__WHAT THIS TASK INVOLVES__:
Locate the string "content" in the listing below. Copy every line where it is found.

__SUPPLIED MATERIAL__:

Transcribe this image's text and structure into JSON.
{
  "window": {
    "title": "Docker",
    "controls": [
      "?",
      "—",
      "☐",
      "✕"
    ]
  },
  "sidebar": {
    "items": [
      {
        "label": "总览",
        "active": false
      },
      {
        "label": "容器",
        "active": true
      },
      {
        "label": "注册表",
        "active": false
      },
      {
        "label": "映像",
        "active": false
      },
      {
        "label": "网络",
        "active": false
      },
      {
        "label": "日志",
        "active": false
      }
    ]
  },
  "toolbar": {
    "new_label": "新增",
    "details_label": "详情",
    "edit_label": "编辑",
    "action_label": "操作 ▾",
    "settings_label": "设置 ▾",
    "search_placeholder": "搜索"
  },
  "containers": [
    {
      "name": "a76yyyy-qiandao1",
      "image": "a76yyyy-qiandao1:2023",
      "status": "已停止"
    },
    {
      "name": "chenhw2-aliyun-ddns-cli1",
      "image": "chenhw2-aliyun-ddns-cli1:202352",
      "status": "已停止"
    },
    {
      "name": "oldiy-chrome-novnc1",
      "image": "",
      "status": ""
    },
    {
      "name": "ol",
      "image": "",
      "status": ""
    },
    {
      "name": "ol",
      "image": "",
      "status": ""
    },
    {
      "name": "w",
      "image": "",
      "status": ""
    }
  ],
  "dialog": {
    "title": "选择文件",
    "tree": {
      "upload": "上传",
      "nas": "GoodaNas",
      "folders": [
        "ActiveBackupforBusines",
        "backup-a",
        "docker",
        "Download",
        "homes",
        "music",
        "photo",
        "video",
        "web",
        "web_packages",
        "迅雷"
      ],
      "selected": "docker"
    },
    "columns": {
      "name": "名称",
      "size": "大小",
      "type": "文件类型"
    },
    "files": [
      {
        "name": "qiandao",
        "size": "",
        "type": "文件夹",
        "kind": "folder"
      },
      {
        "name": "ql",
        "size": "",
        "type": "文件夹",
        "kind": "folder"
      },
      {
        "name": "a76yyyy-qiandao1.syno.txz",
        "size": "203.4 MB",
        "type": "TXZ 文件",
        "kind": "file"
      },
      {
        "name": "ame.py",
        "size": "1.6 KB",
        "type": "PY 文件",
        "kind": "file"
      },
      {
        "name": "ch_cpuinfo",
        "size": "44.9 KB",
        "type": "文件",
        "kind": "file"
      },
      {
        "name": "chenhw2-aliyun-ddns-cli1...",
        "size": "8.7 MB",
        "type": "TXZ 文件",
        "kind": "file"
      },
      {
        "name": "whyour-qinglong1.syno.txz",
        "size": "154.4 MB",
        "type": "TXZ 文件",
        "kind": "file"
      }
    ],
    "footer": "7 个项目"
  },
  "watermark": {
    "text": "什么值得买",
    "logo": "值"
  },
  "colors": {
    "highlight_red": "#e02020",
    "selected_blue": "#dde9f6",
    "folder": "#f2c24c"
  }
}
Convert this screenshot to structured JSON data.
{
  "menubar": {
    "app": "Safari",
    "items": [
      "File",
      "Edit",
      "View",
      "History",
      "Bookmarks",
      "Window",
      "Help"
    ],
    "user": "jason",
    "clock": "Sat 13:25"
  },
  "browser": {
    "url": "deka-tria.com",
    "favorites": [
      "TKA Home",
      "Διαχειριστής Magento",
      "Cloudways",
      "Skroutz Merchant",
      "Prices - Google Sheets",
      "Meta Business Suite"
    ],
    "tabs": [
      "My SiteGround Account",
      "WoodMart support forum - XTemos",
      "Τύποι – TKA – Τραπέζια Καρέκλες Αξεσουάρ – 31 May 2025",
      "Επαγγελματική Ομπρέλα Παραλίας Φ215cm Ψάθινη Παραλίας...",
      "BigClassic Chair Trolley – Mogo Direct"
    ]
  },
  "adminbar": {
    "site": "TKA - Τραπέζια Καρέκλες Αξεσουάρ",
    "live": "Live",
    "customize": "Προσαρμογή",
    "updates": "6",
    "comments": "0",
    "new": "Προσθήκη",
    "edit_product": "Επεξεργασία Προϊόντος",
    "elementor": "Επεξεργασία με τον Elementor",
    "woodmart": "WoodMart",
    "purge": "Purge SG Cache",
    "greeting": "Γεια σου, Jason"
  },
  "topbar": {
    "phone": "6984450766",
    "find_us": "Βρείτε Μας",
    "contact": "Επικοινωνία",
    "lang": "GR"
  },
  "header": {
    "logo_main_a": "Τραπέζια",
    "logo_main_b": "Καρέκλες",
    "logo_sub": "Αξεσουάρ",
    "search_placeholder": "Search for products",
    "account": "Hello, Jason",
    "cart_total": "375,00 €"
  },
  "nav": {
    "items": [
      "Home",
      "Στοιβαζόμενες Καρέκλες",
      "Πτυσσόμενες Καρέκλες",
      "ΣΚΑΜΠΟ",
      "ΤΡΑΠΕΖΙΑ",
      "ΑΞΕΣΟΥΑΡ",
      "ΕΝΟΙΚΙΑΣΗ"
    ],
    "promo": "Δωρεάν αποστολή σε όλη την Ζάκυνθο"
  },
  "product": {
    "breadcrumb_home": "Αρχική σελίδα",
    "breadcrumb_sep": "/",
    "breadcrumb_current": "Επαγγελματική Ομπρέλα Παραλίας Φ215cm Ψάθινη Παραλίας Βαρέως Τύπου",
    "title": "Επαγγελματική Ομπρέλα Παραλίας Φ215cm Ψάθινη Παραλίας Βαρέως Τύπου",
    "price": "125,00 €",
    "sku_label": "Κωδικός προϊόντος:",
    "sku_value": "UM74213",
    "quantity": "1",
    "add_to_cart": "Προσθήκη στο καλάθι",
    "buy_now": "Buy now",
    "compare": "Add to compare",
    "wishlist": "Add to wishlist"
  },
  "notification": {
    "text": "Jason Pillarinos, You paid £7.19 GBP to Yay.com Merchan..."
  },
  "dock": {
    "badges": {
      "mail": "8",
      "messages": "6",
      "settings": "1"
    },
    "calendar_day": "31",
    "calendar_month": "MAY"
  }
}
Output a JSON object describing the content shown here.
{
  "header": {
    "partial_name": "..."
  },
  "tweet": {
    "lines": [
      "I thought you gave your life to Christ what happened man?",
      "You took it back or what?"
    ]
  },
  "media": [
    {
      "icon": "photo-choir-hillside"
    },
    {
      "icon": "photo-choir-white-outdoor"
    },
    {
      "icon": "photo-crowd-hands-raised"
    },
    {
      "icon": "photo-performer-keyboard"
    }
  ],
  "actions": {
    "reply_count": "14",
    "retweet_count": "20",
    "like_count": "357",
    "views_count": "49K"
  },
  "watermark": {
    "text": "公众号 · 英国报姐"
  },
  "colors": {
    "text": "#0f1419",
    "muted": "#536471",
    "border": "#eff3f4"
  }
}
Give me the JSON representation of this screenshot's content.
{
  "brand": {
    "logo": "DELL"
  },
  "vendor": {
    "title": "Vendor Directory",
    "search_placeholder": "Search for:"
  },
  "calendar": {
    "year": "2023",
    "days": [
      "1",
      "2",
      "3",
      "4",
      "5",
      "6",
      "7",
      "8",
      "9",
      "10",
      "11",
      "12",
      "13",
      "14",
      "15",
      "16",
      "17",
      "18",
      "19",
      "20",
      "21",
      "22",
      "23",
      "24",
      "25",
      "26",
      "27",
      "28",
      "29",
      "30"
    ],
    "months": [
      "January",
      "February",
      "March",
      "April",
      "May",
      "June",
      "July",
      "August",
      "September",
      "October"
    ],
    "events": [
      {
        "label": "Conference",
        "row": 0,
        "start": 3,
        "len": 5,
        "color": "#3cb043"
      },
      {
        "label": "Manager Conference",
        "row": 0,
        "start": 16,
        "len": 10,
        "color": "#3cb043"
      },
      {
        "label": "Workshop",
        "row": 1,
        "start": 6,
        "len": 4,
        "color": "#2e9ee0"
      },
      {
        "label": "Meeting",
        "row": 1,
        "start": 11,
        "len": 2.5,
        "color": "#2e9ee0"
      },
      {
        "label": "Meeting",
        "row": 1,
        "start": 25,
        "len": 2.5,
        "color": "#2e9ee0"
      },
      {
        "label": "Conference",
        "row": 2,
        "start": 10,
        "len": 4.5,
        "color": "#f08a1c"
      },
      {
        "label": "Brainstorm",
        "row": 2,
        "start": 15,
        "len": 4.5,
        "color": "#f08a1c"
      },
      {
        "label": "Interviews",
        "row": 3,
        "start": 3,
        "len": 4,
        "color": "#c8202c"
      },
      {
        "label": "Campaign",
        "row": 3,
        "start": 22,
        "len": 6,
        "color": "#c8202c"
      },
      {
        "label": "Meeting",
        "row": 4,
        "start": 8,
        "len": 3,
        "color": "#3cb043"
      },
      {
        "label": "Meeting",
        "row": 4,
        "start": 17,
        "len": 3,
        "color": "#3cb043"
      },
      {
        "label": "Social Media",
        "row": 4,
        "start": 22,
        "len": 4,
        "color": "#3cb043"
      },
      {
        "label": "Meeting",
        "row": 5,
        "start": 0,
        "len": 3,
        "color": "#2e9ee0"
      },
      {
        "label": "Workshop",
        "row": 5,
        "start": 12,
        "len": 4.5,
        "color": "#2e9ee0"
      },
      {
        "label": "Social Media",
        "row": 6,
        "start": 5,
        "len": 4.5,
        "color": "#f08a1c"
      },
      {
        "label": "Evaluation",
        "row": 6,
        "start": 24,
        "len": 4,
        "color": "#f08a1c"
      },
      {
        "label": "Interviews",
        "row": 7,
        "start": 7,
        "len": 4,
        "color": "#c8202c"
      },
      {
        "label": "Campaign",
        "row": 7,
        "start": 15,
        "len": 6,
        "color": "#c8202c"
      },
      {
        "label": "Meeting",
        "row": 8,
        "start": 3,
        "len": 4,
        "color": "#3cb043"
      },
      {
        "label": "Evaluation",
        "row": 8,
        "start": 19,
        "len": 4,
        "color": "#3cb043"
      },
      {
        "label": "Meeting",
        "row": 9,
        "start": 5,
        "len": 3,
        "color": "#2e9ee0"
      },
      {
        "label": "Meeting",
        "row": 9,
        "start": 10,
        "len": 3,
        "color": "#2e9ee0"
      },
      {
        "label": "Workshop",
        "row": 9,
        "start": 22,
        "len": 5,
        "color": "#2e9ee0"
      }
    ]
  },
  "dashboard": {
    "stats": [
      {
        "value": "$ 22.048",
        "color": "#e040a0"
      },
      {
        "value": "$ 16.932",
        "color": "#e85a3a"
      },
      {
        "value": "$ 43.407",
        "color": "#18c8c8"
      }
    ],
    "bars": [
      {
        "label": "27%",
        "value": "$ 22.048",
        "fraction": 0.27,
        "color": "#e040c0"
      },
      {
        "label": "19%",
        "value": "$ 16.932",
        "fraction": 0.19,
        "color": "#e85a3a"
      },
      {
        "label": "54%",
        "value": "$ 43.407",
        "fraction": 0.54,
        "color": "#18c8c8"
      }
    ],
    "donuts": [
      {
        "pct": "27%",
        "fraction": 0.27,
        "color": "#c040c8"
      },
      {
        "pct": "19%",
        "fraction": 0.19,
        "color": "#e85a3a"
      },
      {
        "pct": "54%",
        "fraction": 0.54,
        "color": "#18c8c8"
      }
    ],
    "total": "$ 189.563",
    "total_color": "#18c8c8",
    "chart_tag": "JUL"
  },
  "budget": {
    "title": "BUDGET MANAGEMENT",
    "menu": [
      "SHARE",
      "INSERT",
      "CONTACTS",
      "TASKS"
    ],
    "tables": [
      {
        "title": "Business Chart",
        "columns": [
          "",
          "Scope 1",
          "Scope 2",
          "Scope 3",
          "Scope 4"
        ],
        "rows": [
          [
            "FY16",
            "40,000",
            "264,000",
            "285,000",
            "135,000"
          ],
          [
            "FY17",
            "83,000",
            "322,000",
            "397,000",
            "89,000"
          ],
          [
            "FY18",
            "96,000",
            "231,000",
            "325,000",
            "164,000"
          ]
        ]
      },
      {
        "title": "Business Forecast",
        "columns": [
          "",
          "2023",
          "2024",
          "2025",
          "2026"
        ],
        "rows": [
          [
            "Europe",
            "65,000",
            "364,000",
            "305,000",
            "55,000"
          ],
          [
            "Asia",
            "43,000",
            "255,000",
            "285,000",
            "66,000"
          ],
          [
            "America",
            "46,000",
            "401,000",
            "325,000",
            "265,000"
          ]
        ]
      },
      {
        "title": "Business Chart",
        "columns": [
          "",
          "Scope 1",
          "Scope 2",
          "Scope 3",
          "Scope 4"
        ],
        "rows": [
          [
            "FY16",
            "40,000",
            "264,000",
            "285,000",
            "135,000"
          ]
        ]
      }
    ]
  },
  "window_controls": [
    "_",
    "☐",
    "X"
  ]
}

__OUTPUT FOR THIS TASK__:
Output a JSON object describing the content shown here.
Give me the JSON representation of this screenshot's content.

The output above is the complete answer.